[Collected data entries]
○ ○ ○

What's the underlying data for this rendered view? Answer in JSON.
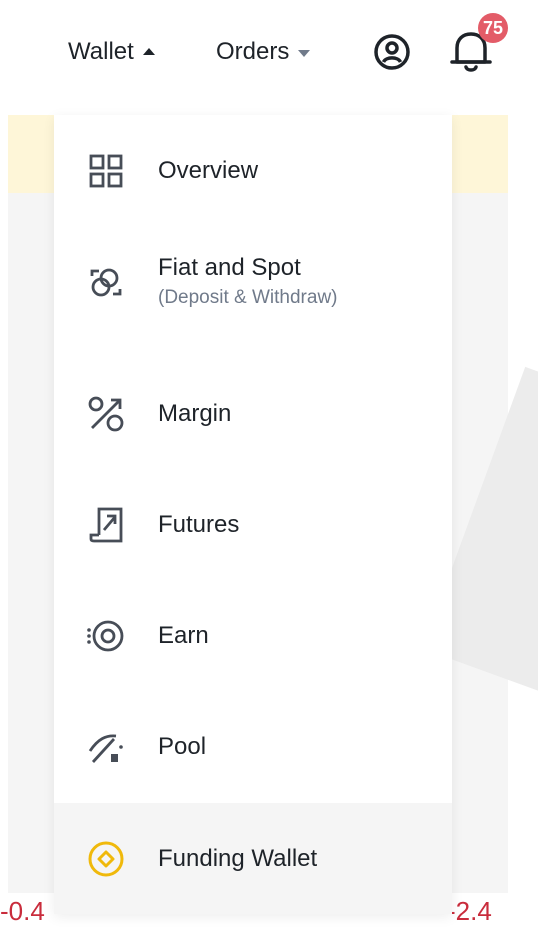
{
  "header": {
    "wallet_label": "Wallet",
    "orders_label": "Orders",
    "notification_count": "75"
  },
  "menu": {
    "items": [
      {
        "label": "Overview",
        "icon": "grid-icon"
      },
      {
        "label": "Fiat and Spot",
        "sublabel": "(Deposit & Withdraw)",
        "icon": "exchange-icon"
      },
      {
        "label": "Margin",
        "icon": "percent-icon"
      },
      {
        "label": "Futures",
        "icon": "futures-icon"
      },
      {
        "label": "Earn",
        "icon": "target-icon"
      },
      {
        "label": "Pool",
        "icon": "pickaxe-icon"
      },
      {
        "label": "Funding Wallet",
        "icon": "funding-coin-icon"
      }
    ]
  },
  "background": {
    "left_value": "-0.4",
    "right_value": "-2.4"
  },
  "colors": {
    "accent": "#f0b90b",
    "text": "#1e2329",
    "muted": "#707a8a",
    "negative": "#c92c3c",
    "badge": "#e35c68",
    "banner": "#fef6d8"
  }
}
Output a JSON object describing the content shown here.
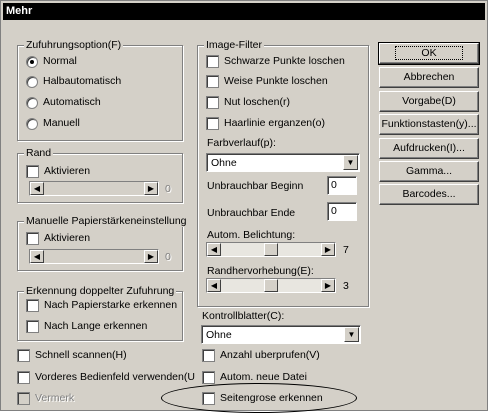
{
  "window": {
    "title": "Mehr"
  },
  "feeding": {
    "label": "Zufuhrungsoption(F)",
    "options": [
      {
        "label": "Normal",
        "selected": true
      },
      {
        "label": "Halbautomatisch",
        "selected": false
      },
      {
        "label": "Automatisch",
        "selected": false
      },
      {
        "label": "Manuell",
        "selected": false
      }
    ]
  },
  "border": {
    "label": "Rand",
    "activate": "Aktivieren",
    "value": "0"
  },
  "paper_thickness": {
    "label": "Manuelle  Papierstärkeneinstellung",
    "activate": "Aktivieren",
    "value": "0"
  },
  "double_feed": {
    "label": "Erkennung doppelter Zufuhrung",
    "options": [
      "Nach Papierstarke erkennen",
      "Nach Lange erkennen"
    ]
  },
  "bottom_left": [
    {
      "label": "Schnell scannen(H)",
      "disabled": false
    },
    {
      "label": "Vorderes Bedienfeld verwenden(U",
      "disabled": false
    },
    {
      "label": "Vermerk",
      "disabled": true
    }
  ],
  "image_filter": {
    "label": "Image-Filter",
    "options": [
      "Schwarze Punkte loschen",
      "Weise Punkte loschen",
      "Nut loschen(r)",
      "Haarlinie erganzen(o)"
    ],
    "gradient_label": "Farbverlauf(p):",
    "gradient_value": "Ohne",
    "unusable_start_label": "Unbrauchbar Beginn",
    "unusable_start_value": "0",
    "unusable_end_label": "Unbrauchbar Ende",
    "unusable_end_value": "0",
    "auto_exposure_label": "Autom. Belichtung:",
    "auto_exposure_value": "7",
    "auto_exposure_level": 0.5,
    "edge_label": "Randhervorhebung(E):",
    "edge_value": "3",
    "edge_level": 0.5
  },
  "control_sheet": {
    "label": "Kontrollblatter(C):",
    "value": "Ohne"
  },
  "bottom_right": [
    "Anzahl uberprufen(V)",
    "Autom. neue Datei",
    "Seitengrose erkennen"
  ],
  "buttons": [
    "OK",
    "Abbrechen",
    "Vorgabe(D)",
    "Funktionstasten(y)...",
    "Aufdrucken(I)...",
    "Gamma...",
    "Barcodes..."
  ]
}
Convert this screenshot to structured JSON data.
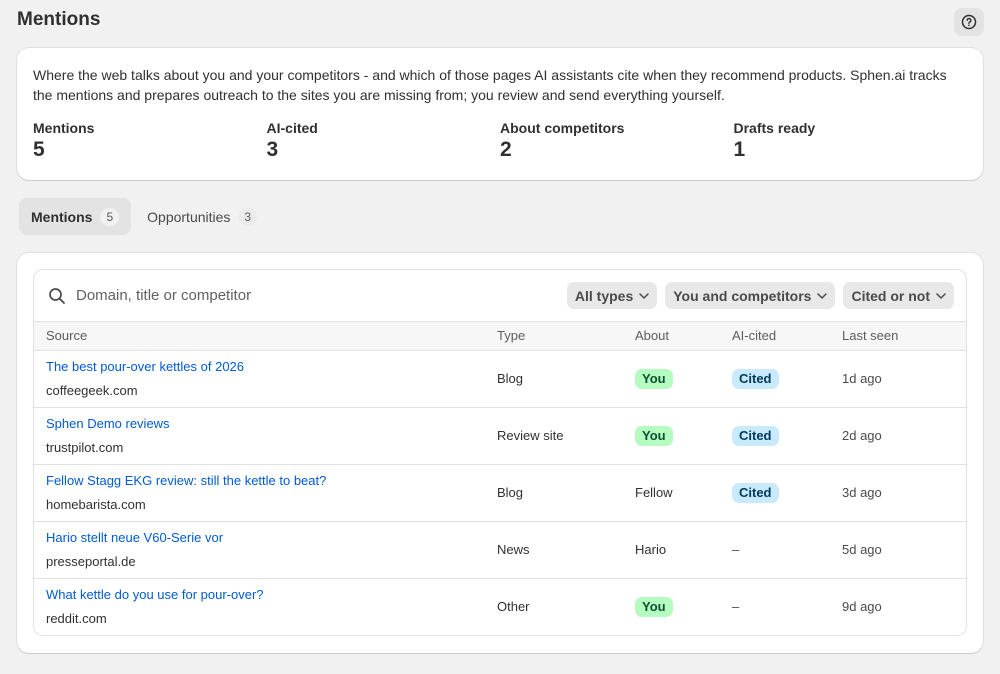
{
  "page": {
    "title": "Mentions"
  },
  "summary": {
    "description": "Where the web talks about you and your competitors - and which of those pages AI assistants cite when they recommend products. Sphen.ai tracks the mentions and prepares outreach to the sites you are missing from; you review and send everything yourself.",
    "stats": [
      {
        "label": "Mentions",
        "value": "5"
      },
      {
        "label": "AI-cited",
        "value": "3"
      },
      {
        "label": "About competitors",
        "value": "2"
      },
      {
        "label": "Drafts ready",
        "value": "1"
      }
    ]
  },
  "tabs": [
    {
      "label": "Mentions",
      "count": "5",
      "active": true
    },
    {
      "label": "Opportunities",
      "count": "3",
      "active": false
    }
  ],
  "filters": {
    "search_placeholder": "Domain, title or competitor",
    "type": "All types",
    "about": "You and competitors",
    "cited": "Cited or not"
  },
  "table": {
    "headers": {
      "source": "Source",
      "type": "Type",
      "about": "About",
      "ai_cited": "AI-cited",
      "last_seen": "Last seen"
    },
    "rows": [
      {
        "title": "The best pour-over kettles of 2026",
        "domain": "coffeegeek.com",
        "type": "Blog",
        "about": "You",
        "about_is_you": true,
        "ai_cited": "Cited",
        "last_seen": "1d ago"
      },
      {
        "title": "Sphen Demo reviews",
        "domain": "trustpilot.com",
        "type": "Review site",
        "about": "You",
        "about_is_you": true,
        "ai_cited": "Cited",
        "last_seen": "2d ago"
      },
      {
        "title": "Fellow Stagg EKG review: still the kettle to beat?",
        "domain": "homebarista.com",
        "type": "Blog",
        "about": "Fellow",
        "about_is_you": false,
        "ai_cited": "Cited",
        "last_seen": "3d ago"
      },
      {
        "title": "Hario stellt neue V60-Serie vor",
        "domain": "presseportal.de",
        "type": "News",
        "about": "Hario",
        "about_is_you": false,
        "ai_cited": "–",
        "last_seen": "5d ago"
      },
      {
        "title": "What kettle do you use for pour-over?",
        "domain": "reddit.com",
        "type": "Other",
        "about": "You",
        "about_is_you": true,
        "ai_cited": "–",
        "last_seen": "9d ago"
      }
    ]
  },
  "icons": {
    "help": "question-circle-icon",
    "search": "search-icon",
    "chevron": "chevron-down-icon"
  }
}
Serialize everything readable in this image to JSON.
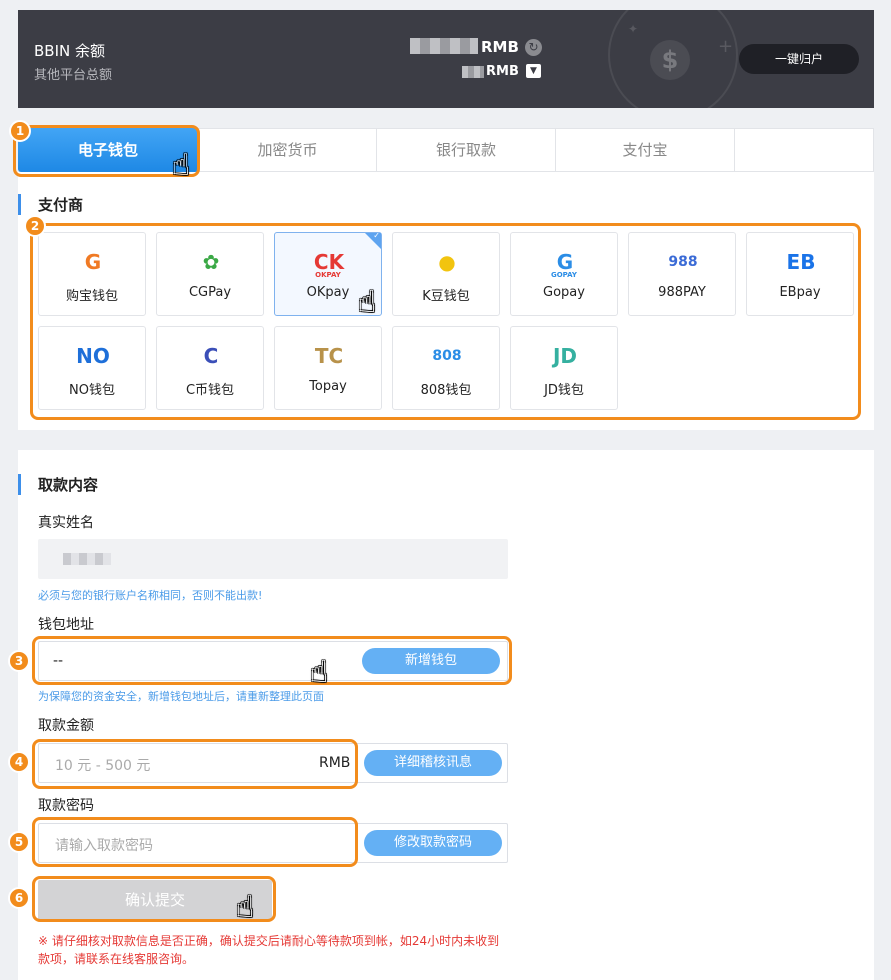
{
  "balance": {
    "title": "BBIN 余额",
    "subtitle": "其他平台总额",
    "currency_main": "RMB",
    "currency_other": "RMB",
    "recall_label": "一键归户"
  },
  "tabs": [
    {
      "label": "电子钱包",
      "active": true
    },
    {
      "label": "加密货币"
    },
    {
      "label": "银行取款"
    },
    {
      "label": "支付宝"
    }
  ],
  "providers_section": {
    "title": "支付商",
    "providers": [
      {
        "name": "购宝钱包",
        "logo_text": "G",
        "color": "#f07a24"
      },
      {
        "name": "CGPay",
        "logo_text": "✿",
        "color": "#3aa845"
      },
      {
        "name": "OKpay",
        "logo_text": "CK",
        "color": "#e53935",
        "selected": true,
        "logo_caption": "OKPAY"
      },
      {
        "name": "K豆钱包",
        "logo_text": "●",
        "color": "#f2c40f"
      },
      {
        "name": "Gopay",
        "logo_text": "G",
        "color": "#2b8de6",
        "logo_caption": "GOPAY"
      },
      {
        "name": "988PAY",
        "logo_text": "988",
        "color": "#3b6bd6"
      },
      {
        "name": "EBpay",
        "logo_text": "EB",
        "color": "#1a73e8"
      },
      {
        "name": "NO钱包",
        "logo_text": "NO",
        "color": "#1e6fd9"
      },
      {
        "name": "C币钱包",
        "logo_text": "C",
        "color": "#3b4fb8"
      },
      {
        "name": "Topay",
        "logo_text": "TC",
        "color": "#b8924a"
      },
      {
        "name": "808钱包",
        "logo_text": "808",
        "color": "#2b8de6"
      },
      {
        "name": "JD钱包",
        "logo_text": "JD",
        "color": "#35b0a0"
      }
    ]
  },
  "form": {
    "title": "取款内容",
    "name_label": "真实姓名",
    "name_hint": "必须与您的银行账户名称相同，否则不能出款!",
    "wallet_label": "钱包地址",
    "wallet_value": "--",
    "add_wallet_label": "新增钱包",
    "wallet_hint": "为保障您的资金安全，新增钱包地址后，请重新整理此页面",
    "amount_label": "取款金额",
    "amount_placeholder": "10 元 - 500 元",
    "amount_unit": "RMB",
    "audit_label": "详细稽核讯息",
    "password_label": "取款密码",
    "password_placeholder": "请输入取款密码",
    "change_password_label": "修改取款密码",
    "submit_label": "确认提交",
    "warning": "※ 请仔细核对取款信息是否正确，确认提交后请耐心等待款项到帐，如24小时内未收到款项，请联系在线客服咨询。"
  },
  "annotations": [
    "1",
    "2",
    "3",
    "4",
    "5",
    "6"
  ],
  "colors": {
    "accent": "#2b8de6",
    "highlight": "#f28c1c",
    "warning": "#e53935"
  }
}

○ ○ ○

▸ **What the exercise asks**
Make a copy of each line that contains the string "competitors".

▸ **Correct response**
    "description": "Where the web talks about you and your competitors - and which of those pages AI assistants cite when they recommend products. Sphen.ai tracks the mentions and prepares outreach to the sites you are missing from; you review and send everything yourself.",
        "label": "About competitors",
    "about": "You and competitors",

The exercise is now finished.